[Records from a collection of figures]
.....

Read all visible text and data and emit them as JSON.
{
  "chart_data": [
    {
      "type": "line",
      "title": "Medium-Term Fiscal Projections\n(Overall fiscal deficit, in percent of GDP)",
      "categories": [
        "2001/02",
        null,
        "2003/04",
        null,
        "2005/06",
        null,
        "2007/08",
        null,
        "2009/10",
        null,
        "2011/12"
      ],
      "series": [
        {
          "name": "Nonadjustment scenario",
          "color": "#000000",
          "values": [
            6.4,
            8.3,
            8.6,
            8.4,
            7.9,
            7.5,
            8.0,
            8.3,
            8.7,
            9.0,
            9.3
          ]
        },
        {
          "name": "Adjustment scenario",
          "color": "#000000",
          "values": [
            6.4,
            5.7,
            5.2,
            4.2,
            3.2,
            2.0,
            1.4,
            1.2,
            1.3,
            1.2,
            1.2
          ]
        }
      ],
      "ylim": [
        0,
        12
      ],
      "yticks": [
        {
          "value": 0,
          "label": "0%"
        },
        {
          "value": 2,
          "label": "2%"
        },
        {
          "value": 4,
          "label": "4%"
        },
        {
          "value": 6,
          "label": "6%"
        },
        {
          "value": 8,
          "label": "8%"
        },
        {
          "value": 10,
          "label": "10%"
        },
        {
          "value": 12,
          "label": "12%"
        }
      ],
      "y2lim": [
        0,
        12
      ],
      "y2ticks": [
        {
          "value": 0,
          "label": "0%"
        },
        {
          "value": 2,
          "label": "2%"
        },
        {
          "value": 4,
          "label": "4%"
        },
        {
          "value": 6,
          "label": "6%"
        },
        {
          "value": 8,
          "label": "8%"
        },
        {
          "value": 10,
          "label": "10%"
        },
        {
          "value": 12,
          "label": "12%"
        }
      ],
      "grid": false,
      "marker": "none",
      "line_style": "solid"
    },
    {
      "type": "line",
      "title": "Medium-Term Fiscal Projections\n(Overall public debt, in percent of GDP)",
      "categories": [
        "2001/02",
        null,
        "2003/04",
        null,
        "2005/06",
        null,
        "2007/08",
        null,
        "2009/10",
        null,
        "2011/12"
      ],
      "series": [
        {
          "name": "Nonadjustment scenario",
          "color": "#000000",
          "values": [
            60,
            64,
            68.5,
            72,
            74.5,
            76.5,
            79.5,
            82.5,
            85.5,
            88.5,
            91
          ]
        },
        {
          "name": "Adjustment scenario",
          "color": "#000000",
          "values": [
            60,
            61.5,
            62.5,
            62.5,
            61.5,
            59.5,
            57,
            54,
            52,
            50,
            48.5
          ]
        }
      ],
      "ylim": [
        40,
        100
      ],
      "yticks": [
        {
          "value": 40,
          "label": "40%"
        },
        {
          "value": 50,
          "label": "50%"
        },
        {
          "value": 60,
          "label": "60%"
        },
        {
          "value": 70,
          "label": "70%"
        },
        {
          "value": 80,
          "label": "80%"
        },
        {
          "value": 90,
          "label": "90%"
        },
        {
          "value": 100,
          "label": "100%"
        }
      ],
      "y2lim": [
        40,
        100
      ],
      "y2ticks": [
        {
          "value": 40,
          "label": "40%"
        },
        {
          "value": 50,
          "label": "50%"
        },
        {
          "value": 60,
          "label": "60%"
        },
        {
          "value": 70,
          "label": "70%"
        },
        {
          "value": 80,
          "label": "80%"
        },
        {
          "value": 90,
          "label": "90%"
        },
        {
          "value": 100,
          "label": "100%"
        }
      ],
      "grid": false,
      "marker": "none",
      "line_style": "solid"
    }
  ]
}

.....

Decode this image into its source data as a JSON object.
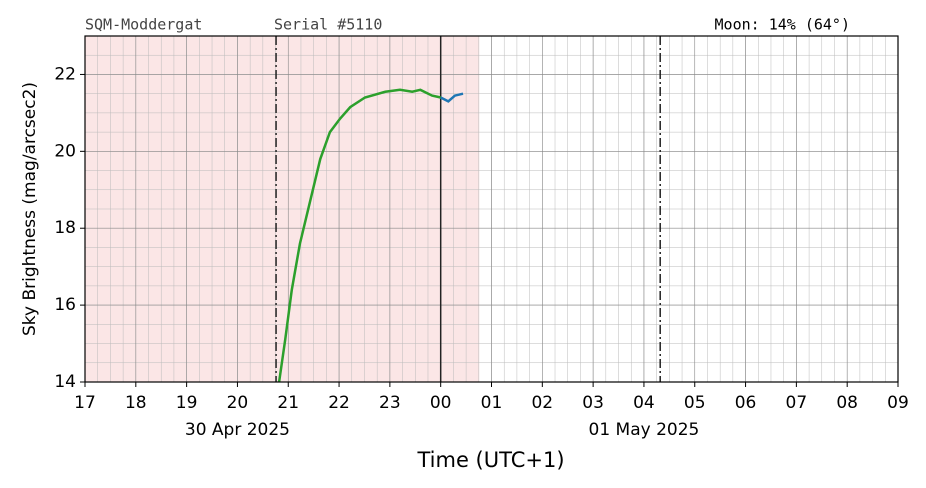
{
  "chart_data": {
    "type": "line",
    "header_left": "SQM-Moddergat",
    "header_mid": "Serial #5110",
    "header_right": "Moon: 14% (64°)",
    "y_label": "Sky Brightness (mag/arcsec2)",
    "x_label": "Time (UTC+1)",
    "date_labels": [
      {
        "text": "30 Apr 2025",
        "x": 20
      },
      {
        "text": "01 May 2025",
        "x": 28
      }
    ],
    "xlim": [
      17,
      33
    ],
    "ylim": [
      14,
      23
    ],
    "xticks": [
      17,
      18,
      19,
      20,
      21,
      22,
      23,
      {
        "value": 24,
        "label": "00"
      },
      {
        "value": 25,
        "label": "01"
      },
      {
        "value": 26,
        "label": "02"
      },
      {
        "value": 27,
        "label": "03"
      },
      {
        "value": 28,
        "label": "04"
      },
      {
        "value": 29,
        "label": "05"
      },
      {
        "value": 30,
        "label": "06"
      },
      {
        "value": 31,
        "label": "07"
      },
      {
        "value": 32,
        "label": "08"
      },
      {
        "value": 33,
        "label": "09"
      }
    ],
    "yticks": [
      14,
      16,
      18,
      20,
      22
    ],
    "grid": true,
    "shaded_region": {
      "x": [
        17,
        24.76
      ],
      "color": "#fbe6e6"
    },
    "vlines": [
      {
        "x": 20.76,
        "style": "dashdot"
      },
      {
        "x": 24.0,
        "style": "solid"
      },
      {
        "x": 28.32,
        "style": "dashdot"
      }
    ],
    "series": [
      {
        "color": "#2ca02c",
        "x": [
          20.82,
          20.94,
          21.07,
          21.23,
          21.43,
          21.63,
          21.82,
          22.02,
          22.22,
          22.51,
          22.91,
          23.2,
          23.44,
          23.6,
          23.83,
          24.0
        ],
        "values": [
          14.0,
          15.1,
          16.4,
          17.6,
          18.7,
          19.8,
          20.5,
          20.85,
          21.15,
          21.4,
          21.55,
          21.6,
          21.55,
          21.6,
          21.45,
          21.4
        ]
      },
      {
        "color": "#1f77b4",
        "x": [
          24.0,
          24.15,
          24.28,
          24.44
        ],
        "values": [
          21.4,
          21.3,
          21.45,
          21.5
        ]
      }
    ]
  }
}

.....

__Request__.
Which lines include the word "Term"? Copy every one of them.

__The completed task__.
      "title": "Medium-Term Fiscal Projections\n(Overall fiscal deficit, in percent of GDP)",
      "title": "Medium-Term Fiscal Projections\n(Overall public debt, in percent of GDP)",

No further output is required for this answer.